▶ Exercise instructions:
Copy every line of the records below where the word "無岡関谷" occurs.
※
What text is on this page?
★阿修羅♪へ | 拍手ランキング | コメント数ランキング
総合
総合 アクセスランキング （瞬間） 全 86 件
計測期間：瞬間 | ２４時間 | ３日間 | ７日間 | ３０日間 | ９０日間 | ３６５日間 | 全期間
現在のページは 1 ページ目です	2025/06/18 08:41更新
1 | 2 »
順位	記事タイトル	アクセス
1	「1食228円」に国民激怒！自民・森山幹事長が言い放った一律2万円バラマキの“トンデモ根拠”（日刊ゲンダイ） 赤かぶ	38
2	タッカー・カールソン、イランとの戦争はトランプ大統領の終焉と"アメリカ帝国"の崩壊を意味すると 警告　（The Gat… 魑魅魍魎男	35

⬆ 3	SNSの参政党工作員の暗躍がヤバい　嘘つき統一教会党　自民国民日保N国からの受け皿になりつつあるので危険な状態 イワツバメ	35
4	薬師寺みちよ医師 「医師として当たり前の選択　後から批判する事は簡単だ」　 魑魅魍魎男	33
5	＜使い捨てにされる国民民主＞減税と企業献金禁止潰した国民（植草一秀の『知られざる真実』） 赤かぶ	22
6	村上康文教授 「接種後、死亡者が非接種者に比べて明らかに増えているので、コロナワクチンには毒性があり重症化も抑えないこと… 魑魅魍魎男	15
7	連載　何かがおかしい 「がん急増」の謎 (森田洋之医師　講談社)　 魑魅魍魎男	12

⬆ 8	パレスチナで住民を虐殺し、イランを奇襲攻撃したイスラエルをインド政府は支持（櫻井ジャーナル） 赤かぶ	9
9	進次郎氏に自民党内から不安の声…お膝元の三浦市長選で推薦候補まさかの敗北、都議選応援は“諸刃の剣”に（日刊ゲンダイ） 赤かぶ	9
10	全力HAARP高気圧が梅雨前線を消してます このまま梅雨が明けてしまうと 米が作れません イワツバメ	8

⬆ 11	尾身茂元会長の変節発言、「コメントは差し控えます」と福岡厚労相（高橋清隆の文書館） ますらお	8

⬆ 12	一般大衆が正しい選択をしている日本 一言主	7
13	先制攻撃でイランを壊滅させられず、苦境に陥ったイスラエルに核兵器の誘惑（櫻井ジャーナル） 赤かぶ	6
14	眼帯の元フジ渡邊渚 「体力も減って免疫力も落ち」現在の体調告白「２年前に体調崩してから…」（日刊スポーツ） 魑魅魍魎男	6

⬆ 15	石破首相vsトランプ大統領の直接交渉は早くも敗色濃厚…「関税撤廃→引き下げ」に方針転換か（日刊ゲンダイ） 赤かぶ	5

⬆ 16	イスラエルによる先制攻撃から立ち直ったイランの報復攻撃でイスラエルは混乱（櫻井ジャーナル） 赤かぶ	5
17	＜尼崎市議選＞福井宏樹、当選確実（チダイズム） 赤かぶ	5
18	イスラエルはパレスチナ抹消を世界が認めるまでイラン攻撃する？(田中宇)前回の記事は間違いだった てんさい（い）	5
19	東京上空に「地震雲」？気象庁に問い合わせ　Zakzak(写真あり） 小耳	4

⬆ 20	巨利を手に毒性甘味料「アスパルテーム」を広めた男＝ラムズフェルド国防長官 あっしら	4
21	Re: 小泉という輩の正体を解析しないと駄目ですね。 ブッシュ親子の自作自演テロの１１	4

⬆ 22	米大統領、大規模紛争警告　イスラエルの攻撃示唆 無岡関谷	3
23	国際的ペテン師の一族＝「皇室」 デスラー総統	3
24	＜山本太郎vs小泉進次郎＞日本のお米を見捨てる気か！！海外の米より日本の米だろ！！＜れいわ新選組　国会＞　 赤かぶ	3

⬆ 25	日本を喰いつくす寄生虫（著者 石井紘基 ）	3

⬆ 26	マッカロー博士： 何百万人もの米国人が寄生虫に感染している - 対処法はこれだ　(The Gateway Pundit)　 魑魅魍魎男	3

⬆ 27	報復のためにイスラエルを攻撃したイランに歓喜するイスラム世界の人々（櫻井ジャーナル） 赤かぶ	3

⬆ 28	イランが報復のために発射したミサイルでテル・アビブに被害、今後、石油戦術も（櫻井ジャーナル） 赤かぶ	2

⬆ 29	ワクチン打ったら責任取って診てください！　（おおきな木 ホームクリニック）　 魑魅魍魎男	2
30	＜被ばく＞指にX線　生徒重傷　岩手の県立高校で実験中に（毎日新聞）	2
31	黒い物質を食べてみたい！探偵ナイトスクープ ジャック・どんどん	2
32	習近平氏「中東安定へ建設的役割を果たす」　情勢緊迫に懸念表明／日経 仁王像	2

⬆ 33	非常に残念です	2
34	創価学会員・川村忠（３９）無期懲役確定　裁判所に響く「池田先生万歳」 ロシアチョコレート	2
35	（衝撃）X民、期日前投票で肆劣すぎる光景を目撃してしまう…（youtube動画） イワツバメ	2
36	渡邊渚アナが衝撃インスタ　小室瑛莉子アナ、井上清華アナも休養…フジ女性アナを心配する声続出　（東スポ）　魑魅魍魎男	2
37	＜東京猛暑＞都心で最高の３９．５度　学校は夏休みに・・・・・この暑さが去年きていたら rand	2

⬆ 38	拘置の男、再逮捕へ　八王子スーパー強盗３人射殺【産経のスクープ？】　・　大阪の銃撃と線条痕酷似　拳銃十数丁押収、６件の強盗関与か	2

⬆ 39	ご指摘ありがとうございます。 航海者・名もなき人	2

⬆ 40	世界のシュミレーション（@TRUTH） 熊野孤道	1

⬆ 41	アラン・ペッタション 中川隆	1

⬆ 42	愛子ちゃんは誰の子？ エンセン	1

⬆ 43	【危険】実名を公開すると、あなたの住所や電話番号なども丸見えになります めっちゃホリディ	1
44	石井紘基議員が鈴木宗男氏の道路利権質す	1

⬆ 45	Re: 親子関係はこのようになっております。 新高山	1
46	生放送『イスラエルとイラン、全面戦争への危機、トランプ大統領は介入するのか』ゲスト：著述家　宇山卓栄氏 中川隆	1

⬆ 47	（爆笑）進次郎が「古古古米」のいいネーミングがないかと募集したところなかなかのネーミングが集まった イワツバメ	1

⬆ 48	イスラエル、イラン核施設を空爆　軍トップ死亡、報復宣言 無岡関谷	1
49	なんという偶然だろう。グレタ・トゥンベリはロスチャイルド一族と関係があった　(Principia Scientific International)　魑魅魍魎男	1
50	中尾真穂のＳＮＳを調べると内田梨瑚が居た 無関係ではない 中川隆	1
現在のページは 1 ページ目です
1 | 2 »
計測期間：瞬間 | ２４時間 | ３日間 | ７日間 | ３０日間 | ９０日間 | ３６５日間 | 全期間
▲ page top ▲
※
▶ Response:
⬆ 22	米大統領、大規模紛争警告　イスラエルの攻撃示唆 無岡関谷	3
⬆ 48	イスラエル、イラン核施設を空爆　軍トップ死亡、報復宣言 無岡関谷	1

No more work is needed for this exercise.